Tally up the lines where the string "week" appears; reply with the number only.

Records about charts and figures
☆ ☆ ☆ ☆ ☆
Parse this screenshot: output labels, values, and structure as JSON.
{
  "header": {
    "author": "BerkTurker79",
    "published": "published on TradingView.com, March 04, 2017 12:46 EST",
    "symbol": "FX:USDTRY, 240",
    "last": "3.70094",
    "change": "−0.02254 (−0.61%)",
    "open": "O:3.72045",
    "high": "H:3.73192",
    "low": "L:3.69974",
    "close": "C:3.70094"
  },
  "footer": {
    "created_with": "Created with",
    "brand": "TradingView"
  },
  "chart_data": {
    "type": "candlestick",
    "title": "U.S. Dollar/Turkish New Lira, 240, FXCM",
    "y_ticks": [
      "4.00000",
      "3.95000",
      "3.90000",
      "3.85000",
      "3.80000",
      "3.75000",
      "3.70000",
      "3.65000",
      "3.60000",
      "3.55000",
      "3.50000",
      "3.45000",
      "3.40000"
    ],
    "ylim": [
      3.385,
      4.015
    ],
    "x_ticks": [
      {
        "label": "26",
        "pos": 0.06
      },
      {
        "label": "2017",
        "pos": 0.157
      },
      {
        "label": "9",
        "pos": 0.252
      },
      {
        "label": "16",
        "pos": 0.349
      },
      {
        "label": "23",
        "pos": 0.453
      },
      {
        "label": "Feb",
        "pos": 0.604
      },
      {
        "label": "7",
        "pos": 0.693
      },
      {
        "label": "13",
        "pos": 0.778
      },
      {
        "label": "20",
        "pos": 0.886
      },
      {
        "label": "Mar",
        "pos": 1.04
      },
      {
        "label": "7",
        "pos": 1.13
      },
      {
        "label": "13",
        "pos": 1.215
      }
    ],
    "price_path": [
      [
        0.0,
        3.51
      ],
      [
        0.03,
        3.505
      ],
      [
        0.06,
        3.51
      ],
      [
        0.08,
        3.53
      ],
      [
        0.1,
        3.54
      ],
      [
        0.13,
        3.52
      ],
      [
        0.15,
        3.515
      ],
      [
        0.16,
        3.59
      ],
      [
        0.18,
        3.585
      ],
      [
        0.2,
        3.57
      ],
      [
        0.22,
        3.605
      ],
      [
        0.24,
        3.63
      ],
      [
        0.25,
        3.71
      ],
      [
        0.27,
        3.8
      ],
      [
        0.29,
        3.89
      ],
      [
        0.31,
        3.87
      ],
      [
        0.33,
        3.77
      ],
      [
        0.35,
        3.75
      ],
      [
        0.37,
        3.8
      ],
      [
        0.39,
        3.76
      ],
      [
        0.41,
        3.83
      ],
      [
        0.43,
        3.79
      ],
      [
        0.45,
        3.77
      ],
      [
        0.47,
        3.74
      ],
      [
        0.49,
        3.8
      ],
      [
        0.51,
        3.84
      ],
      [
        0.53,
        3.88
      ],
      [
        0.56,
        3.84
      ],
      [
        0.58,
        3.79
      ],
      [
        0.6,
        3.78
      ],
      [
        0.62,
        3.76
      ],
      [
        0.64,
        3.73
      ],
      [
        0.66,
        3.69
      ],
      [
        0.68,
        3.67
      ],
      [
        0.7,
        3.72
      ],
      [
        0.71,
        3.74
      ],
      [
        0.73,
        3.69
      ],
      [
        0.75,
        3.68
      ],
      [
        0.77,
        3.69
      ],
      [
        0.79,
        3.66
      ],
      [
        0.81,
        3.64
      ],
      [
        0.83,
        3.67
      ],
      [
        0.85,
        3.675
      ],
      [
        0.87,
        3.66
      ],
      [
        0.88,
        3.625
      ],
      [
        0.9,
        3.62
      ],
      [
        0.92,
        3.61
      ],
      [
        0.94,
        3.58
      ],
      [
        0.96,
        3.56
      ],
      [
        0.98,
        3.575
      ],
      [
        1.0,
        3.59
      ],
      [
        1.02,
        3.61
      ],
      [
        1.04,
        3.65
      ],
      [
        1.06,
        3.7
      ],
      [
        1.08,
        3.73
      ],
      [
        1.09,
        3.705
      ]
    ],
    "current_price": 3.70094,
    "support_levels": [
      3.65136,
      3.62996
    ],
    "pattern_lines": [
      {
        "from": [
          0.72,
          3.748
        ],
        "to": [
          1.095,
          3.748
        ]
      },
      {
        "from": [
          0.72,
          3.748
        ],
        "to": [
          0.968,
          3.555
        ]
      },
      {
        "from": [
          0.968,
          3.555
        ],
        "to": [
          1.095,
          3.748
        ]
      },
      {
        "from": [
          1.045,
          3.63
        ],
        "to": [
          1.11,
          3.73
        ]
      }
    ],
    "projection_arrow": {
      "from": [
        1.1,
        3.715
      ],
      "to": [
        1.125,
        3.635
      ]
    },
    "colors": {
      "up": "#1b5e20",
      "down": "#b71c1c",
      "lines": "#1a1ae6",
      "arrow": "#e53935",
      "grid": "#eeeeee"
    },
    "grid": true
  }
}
☆ ☆ ☆ ☆ ☆
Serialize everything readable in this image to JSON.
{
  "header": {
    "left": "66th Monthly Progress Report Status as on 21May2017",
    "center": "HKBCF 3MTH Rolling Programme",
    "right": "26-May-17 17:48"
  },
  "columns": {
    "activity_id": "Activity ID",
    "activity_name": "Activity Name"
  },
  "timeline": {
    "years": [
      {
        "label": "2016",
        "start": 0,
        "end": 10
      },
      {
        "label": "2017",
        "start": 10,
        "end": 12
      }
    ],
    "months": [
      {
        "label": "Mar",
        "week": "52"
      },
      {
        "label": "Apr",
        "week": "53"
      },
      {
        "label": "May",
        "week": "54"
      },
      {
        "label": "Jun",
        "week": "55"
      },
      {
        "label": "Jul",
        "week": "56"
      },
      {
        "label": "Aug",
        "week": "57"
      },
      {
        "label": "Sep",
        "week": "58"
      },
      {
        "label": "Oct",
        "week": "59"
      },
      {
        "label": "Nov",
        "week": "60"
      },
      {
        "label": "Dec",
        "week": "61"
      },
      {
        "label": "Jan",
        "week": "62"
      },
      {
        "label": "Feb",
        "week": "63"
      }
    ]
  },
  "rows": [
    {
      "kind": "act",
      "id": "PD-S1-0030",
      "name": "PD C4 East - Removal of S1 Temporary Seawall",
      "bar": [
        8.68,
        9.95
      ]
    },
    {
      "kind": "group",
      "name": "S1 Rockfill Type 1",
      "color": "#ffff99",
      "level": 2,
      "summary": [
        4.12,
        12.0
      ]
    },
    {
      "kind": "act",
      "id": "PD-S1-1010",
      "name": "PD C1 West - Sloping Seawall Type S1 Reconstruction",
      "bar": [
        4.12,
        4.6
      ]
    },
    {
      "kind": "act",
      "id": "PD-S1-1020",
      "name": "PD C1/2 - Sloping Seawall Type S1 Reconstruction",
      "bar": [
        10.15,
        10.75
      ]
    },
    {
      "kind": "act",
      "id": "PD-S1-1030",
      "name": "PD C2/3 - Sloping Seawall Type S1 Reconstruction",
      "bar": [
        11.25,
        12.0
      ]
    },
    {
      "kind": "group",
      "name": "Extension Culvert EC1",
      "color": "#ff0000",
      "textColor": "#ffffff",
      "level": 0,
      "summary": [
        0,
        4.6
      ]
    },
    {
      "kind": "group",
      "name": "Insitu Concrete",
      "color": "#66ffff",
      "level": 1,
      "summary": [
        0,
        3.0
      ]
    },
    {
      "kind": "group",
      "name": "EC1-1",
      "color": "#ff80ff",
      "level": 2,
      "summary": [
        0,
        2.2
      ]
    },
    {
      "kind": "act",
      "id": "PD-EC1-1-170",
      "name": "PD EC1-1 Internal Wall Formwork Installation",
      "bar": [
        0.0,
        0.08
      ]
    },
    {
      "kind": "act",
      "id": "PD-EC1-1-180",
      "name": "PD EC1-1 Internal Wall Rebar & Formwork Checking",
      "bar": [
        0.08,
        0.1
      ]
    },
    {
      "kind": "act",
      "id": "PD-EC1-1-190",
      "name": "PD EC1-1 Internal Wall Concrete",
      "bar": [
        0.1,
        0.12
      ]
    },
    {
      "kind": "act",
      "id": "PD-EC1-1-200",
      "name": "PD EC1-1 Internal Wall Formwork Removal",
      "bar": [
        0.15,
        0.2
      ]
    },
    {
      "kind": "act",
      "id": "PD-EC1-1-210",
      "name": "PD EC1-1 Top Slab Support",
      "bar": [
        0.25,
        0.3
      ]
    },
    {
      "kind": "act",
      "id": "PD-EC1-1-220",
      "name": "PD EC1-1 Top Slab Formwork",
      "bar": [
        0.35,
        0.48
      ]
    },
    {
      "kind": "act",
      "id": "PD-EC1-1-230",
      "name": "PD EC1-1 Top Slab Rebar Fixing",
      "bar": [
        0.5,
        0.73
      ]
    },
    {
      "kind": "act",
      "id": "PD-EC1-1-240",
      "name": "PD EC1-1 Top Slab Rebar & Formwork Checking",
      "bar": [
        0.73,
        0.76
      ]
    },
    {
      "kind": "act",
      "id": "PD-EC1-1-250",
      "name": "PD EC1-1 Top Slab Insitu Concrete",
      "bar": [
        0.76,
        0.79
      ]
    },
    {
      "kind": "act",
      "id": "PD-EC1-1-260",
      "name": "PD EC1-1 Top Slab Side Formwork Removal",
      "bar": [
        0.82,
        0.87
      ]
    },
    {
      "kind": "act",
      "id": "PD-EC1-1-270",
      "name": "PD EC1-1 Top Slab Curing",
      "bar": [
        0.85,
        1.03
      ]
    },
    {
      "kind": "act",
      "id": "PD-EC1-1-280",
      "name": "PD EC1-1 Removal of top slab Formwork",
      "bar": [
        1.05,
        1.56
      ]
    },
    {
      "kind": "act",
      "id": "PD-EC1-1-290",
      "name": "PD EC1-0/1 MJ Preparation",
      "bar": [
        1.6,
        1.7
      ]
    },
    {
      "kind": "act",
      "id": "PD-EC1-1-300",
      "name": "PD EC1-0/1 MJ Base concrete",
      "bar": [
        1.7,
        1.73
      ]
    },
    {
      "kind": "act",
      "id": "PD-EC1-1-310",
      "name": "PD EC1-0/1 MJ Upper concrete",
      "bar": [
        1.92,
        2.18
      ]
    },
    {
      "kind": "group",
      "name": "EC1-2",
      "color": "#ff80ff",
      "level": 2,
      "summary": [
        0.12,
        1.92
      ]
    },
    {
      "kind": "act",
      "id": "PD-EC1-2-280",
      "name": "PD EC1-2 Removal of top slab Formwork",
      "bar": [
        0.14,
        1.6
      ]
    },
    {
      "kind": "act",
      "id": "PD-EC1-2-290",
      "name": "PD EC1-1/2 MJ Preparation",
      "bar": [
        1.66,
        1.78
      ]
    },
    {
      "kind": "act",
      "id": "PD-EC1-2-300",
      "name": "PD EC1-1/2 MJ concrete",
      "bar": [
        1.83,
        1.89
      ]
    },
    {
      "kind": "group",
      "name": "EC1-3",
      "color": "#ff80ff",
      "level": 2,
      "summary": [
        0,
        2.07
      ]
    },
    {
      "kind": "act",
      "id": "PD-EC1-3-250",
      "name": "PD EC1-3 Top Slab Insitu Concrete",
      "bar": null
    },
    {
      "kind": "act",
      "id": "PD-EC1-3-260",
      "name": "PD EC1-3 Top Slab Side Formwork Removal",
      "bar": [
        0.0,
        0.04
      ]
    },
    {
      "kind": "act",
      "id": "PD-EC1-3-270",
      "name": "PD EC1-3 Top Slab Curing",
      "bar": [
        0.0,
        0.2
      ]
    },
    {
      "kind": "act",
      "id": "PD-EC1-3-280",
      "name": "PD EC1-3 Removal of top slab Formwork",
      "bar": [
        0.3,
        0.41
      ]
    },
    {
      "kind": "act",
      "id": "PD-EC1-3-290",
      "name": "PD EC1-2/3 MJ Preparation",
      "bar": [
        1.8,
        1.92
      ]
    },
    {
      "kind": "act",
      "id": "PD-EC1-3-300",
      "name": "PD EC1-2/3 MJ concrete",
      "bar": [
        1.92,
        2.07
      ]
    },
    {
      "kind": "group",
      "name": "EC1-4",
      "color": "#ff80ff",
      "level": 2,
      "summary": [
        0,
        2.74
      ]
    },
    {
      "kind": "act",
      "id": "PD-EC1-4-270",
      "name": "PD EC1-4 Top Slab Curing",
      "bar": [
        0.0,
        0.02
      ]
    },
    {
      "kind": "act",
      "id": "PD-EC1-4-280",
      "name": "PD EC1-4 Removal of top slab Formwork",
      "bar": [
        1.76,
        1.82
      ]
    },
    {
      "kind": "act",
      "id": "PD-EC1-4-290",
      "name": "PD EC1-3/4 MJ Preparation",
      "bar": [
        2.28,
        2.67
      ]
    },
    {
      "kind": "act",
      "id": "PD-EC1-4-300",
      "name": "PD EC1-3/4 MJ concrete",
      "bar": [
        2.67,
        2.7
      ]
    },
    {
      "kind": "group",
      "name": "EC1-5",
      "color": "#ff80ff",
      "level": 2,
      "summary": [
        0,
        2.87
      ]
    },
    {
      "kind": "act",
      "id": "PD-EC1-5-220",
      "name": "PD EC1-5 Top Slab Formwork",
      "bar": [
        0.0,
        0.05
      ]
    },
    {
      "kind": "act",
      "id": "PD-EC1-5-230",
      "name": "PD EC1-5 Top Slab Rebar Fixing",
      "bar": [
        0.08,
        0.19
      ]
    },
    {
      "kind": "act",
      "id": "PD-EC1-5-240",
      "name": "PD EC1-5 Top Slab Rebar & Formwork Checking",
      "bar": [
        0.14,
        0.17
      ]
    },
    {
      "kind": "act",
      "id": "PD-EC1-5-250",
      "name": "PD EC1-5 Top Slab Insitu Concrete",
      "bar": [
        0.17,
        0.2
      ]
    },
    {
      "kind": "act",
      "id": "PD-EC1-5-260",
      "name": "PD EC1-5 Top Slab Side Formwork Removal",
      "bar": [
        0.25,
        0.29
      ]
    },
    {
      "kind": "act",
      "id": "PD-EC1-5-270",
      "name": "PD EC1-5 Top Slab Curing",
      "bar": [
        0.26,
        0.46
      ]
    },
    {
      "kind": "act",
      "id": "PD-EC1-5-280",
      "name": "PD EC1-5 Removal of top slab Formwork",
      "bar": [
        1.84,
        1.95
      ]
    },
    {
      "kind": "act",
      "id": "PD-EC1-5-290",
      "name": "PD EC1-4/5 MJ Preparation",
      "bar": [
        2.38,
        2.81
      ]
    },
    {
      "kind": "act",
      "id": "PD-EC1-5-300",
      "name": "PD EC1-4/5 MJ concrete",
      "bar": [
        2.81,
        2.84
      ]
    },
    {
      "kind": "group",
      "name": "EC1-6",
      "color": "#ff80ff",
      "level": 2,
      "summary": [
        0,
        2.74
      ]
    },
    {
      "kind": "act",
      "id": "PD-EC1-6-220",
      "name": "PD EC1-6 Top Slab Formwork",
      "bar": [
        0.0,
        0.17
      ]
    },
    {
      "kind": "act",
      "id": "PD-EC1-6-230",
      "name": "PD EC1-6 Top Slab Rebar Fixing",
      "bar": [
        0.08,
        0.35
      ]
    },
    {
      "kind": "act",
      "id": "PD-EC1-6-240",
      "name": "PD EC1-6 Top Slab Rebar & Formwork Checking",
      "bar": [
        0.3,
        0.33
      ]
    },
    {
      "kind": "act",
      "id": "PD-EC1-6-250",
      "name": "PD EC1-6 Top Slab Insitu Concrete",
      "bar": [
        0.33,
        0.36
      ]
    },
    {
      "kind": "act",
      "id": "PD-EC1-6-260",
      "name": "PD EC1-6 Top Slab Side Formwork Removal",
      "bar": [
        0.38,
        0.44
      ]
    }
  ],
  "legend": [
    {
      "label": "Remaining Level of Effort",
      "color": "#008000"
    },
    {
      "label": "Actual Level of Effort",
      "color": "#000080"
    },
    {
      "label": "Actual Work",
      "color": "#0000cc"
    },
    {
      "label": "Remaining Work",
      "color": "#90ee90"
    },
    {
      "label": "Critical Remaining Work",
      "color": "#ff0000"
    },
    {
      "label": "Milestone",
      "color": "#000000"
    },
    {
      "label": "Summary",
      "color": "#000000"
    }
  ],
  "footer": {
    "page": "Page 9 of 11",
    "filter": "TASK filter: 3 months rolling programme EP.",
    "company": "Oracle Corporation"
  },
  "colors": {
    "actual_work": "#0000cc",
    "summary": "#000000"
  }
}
☆ ☆ ☆ ☆ ☆
FULL RESPONSE :: 12